### THE TASK
Reproduce every entry exactly and leave its pictures out.

### INPUT RECORDS

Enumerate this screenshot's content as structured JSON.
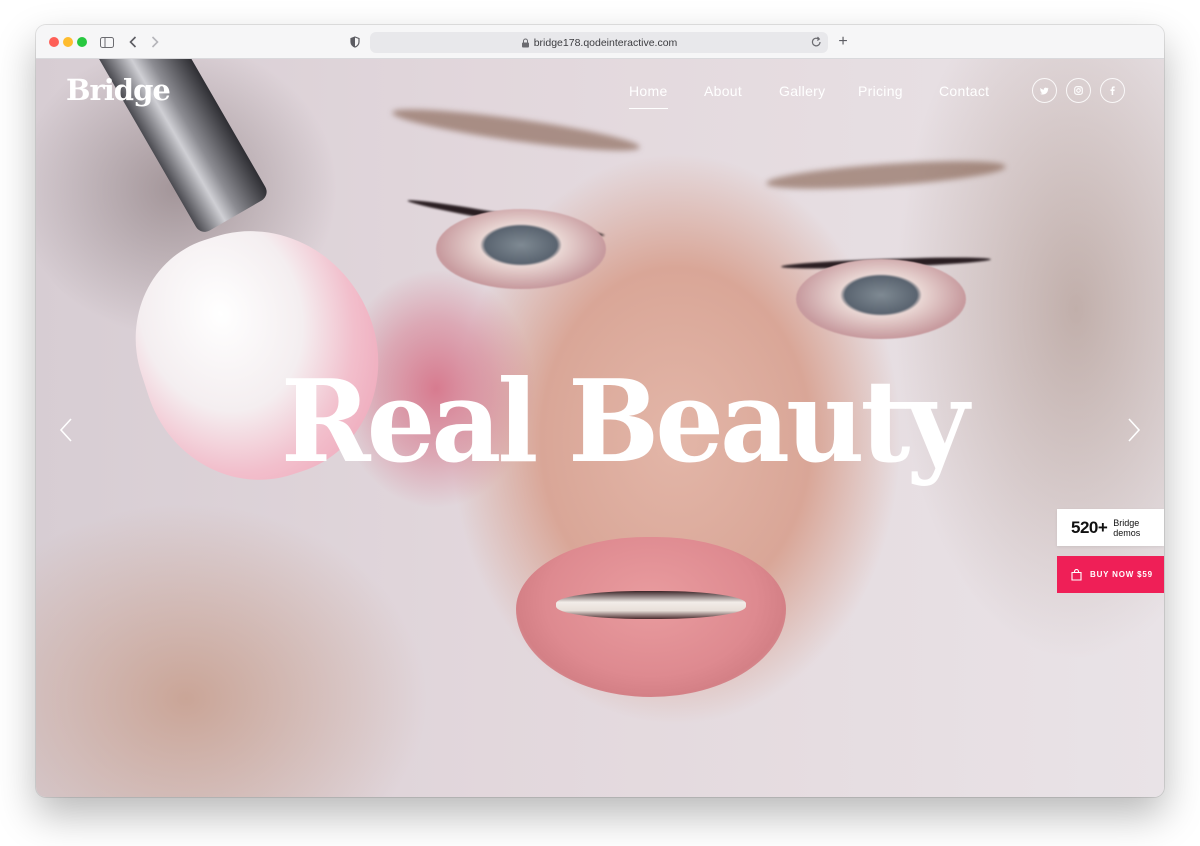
{
  "browser": {
    "url": "bridge178.qodeinteractive.com",
    "new_tab_label": "+"
  },
  "site": {
    "logo": "Bridge",
    "nav": [
      {
        "label": "Home",
        "active": true
      },
      {
        "label": "About",
        "active": false
      },
      {
        "label": "Gallery",
        "active": false
      },
      {
        "label": "Pricing",
        "active": false
      },
      {
        "label": "Contact",
        "active": false
      }
    ],
    "social_icons": [
      "twitter-icon",
      "instagram-icon",
      "facebook-icon"
    ]
  },
  "hero": {
    "headline": "Real Beauty"
  },
  "side_widgets": {
    "demos_count": "520+",
    "demos_label_line1": "Bridge",
    "demos_label_line2": "demos",
    "buy_label": "BUY NOW $59",
    "buy_color": "#ef1f57"
  }
}
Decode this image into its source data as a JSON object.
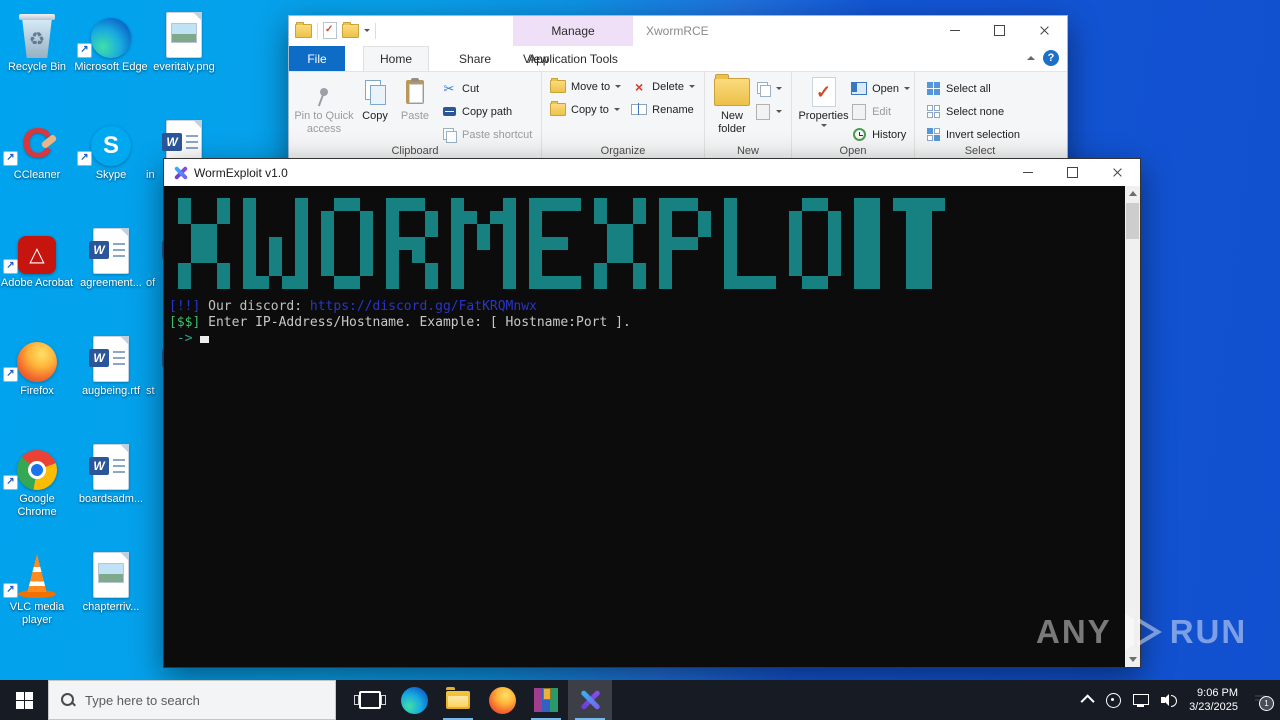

### CORRECT OUTPUT
Enumerate this screenshot's content as structured JSON.
{
  "browser": {
    "url": "bridge178.qodeinteractive.com",
    "new_tab_label": "+"
  },
  "site": {
    "logo": "Bridge",
    "nav": [
      {
        "label": "Home",
        "active": true
      },
      {
        "label": "About",
        "active": false
      },
      {
        "label": "Gallery",
        "active": false
      },
      {
        "label": "Pricing",
        "active": false
      },
      {
        "label": "Contact",
        "active": false
      }
    ],
    "social_icons": [
      "twitter-icon",
      "instagram-icon",
      "facebook-icon"
    ]
  },
  "hero": {
    "headline": "Real Beauty"
  },
  "side_widgets": {
    "demos_count": "520+",
    "demos_label_line1": "Bridge",
    "demos_label_line2": "demos",
    "buy_label": "BUY NOW $59",
    "buy_color": "#ef1f57"
  }
}
Decode this image into its source data as a JSON object.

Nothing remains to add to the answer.